**Extracted records**

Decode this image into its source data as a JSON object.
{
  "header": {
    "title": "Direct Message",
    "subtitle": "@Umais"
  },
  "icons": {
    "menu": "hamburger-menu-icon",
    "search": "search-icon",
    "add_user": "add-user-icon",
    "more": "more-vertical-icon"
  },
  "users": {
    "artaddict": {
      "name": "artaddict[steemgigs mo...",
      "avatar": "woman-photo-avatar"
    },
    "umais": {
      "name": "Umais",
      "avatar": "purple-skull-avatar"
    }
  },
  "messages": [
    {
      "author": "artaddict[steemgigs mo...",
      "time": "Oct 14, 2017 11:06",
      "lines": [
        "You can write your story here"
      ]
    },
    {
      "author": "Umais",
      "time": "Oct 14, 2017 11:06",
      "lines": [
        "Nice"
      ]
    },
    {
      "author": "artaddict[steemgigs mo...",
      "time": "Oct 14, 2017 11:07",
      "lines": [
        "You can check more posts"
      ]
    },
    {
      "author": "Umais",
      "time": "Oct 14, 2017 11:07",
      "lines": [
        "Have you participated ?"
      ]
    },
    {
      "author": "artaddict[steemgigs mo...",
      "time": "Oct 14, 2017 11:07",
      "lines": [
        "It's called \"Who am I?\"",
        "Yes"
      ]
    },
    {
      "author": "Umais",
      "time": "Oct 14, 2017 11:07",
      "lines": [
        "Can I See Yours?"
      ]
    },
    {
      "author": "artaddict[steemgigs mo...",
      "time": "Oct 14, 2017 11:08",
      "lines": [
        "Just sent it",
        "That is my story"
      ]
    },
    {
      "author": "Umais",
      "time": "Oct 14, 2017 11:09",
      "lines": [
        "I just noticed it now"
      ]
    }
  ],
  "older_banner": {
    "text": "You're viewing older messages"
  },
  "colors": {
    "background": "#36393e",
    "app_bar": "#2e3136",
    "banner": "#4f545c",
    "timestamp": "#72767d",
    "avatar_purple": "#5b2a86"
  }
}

**Problem**
Copy every line of the material, please, keeping it exactly the same.

**Solution to this task**
Decode this image into its source data as a JSON object.
{
  "header": {
    "title": "Direct Message",
    "subtitle": "@Umais"
  },
  "icons": {
    "menu": "hamburger-menu-icon",
    "search": "search-icon",
    "add_user": "add-user-icon",
    "more": "more-vertical-icon"
  },
  "users": {
    "artaddict": {
      "name": "artaddict[steemgigs mo...",
      "avatar": "woman-photo-avatar"
    },
    "umais": {
      "name": "Umais",
      "avatar": "purple-skull-avatar"
    }
  },
  "messages": [
    {
      "author": "artaddict[steemgigs mo...",
      "time": "Oct 14, 2017 11:06",
      "lines": [
        "You can write your story here"
      ]
    },
    {
      "author": "Umais",
      "time": "Oct 14, 2017 11:06",
      "lines": [
        "Nice"
      ]
    },
    {
      "author": "artaddict[steemgigs mo...",
      "time": "Oct 14, 2017 11:07",
      "lines": [
        "You can check more posts"
      ]
    },
    {
      "author": "Umais",
      "time": "Oct 14, 2017 11:07",
      "lines": [
        "Have you participated ?"
      ]
    },
    {
      "author": "artaddict[steemgigs mo...",
      "time": "Oct 14, 2017 11:07",
      "lines": [
        "It's called \"Who am I?\"",
        "Yes"
      ]
    },
    {
      "author": "Umais",
      "time": "Oct 14, 2017 11:07",
      "lines": [
        "Can I See Yours?"
      ]
    },
    {
      "author": "artaddict[steemgigs mo...",
      "time": "Oct 14, 2017 11:08",
      "lines": [
        "Just sent it",
        "That is my story"
      ]
    },
    {
      "author": "Umais",
      "time": "Oct 14, 2017 11:09",
      "lines": [
        "I just noticed it now"
      ]
    }
  ],
  "older_banner": {
    "text": "You're viewing older messages"
  },
  "colors": {
    "background": "#36393e",
    "app_bar": "#2e3136",
    "banner": "#4f545c",
    "timestamp": "#72767d",
    "avatar_purple": "#5b2a86"
  }
}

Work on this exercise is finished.